[Bounding box entries]
◇ ◇ ◇ ◇ ◇ ◇ ◇
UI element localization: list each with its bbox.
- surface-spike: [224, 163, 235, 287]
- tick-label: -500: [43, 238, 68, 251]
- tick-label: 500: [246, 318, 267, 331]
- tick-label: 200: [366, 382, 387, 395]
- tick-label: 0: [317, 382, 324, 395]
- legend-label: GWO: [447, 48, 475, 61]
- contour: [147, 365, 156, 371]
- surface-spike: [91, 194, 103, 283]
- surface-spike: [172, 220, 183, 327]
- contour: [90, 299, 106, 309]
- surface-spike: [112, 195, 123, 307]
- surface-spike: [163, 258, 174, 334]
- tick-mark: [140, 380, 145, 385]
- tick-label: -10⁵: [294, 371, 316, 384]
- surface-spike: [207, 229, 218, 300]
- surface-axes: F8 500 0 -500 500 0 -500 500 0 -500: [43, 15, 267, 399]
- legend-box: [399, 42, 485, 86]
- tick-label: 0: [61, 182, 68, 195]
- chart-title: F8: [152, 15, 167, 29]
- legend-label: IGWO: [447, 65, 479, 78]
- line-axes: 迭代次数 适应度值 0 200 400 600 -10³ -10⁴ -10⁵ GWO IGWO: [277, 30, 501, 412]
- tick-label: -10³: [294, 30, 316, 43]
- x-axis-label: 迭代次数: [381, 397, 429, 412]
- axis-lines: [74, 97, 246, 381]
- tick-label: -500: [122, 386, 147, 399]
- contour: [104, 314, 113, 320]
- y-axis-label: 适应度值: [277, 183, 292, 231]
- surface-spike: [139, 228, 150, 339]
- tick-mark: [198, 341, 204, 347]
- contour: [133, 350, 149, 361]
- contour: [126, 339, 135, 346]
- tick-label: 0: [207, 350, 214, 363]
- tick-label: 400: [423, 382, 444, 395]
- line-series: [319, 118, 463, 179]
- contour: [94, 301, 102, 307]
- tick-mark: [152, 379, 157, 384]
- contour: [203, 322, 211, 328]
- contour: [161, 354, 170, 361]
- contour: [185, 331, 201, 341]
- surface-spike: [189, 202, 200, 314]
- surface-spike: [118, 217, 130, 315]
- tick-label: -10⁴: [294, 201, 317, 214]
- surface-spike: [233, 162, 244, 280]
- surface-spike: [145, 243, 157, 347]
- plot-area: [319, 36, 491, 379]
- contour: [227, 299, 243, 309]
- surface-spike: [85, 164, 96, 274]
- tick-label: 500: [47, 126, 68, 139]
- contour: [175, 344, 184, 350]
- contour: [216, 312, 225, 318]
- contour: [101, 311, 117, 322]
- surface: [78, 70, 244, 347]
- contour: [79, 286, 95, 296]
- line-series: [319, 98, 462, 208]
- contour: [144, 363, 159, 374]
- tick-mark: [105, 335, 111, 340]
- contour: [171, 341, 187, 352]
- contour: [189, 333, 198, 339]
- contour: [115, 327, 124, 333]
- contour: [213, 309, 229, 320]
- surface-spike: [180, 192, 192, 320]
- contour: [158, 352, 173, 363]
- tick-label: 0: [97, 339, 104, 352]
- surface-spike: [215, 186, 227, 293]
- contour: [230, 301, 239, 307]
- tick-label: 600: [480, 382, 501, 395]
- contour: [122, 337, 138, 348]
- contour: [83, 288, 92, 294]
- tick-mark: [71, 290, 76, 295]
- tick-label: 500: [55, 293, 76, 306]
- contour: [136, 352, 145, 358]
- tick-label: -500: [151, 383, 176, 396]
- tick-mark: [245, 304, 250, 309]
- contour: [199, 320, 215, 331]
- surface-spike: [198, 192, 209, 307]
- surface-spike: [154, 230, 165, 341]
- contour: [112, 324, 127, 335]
◇ ◇ ◇ ◇ ◇ ◇ ◇
- _THE REQUEST_:
Please reproduce every line of the data above without any changes.

- _ANSWER TO THE TASK_:
UI element localization: list each with its bbox.
- surface-spike: [224, 163, 235, 287]
- tick-label: -500: [43, 238, 68, 251]
- tick-label: 500: [246, 318, 267, 331]
- tick-label: 200: [366, 382, 387, 395]
- tick-label: 0: [317, 382, 324, 395]
- legend-label: GWO: [447, 48, 475, 61]
- contour: [147, 365, 156, 371]
- surface-spike: [91, 194, 103, 283]
- surface-spike: [172, 220, 183, 327]
- contour: [90, 299, 106, 309]
- surface-spike: [112, 195, 123, 307]
- surface-spike: [163, 258, 174, 334]
- tick-mark: [140, 380, 145, 385]
- tick-label: -10⁵: [294, 371, 316, 384]
- surface-spike: [207, 229, 218, 300]
- surface-axes: F8 500 0 -500 500 0 -500 500 0 -500: [43, 15, 267, 399]
- legend-box: [399, 42, 485, 86]
- tick-label: 0: [61, 182, 68, 195]
- chart-title: F8: [152, 15, 167, 29]
- legend-label: IGWO: [447, 65, 479, 78]
- line-axes: 迭代次数 适应度值 0 200 400 600 -10³ -10⁴ -10⁵ GWO IGWO: [277, 30, 501, 412]
- tick-label: -10³: [294, 30, 316, 43]
- x-axis-label: 迭代次数: [381, 397, 429, 412]
- axis-lines: [74, 97, 246, 381]
- tick-label: -500: [122, 386, 147, 399]
- contour: [104, 314, 113, 320]
- y-axis-label: 适应度值: [277, 183, 292, 231]
- surface-spike: [139, 228, 150, 339]
- tick-mark: [198, 341, 204, 347]
- contour: [133, 350, 149, 361]
- contour: [126, 339, 135, 346]
- tick-label: 0: [207, 350, 214, 363]
- tick-label: 400: [423, 382, 444, 395]
- line-series: [319, 118, 463, 179]
- contour: [94, 301, 102, 307]
- tick-mark: [152, 379, 157, 384]
- contour: [203, 322, 211, 328]
- contour: [161, 354, 170, 361]
- contour: [185, 331, 201, 341]
- surface-spike: [189, 202, 200, 314]
- surface-spike: [118, 217, 130, 315]
- tick-label: -10⁴: [294, 201, 317, 214]
- surface-spike: [233, 162, 244, 280]
- surface-spike: [145, 243, 157, 347]
- plot-area: [319, 36, 491, 379]
- contour: [227, 299, 243, 309]
- surface-spike: [85, 164, 96, 274]
- tick-label: 500: [47, 126, 68, 139]
- contour: [175, 344, 184, 350]
- contour: [216, 312, 225, 318]
- contour: [101, 311, 117, 322]
- surface: [78, 70, 244, 347]
- contour: [79, 286, 95, 296]
- line-series: [319, 98, 462, 208]
- contour: [144, 363, 159, 374]
- tick-mark: [105, 335, 111, 340]
- contour: [171, 341, 187, 352]
- contour: [189, 333, 198, 339]
- contour: [115, 327, 124, 333]
- contour: [213, 309, 229, 320]
- surface-spike: [180, 192, 192, 320]
- contour: [158, 352, 173, 363]
- tick-label: 0: [97, 339, 104, 352]
- surface-spike: [215, 186, 227, 293]
- contour: [230, 301, 239, 307]
- tick-label: 600: [480, 382, 501, 395]
- contour: [122, 337, 138, 348]
- contour: [83, 288, 92, 294]
- tick-mark: [71, 290, 76, 295]
- tick-label: 500: [55, 293, 76, 306]
- contour: [136, 352, 145, 358]
- tick-label: -500: [151, 383, 176, 396]
- tick-mark: [245, 304, 250, 309]
- contour: [199, 320, 215, 331]
- surface-spike: [198, 192, 209, 307]
- surface-spike: [154, 230, 165, 341]
- contour: [112, 324, 127, 335]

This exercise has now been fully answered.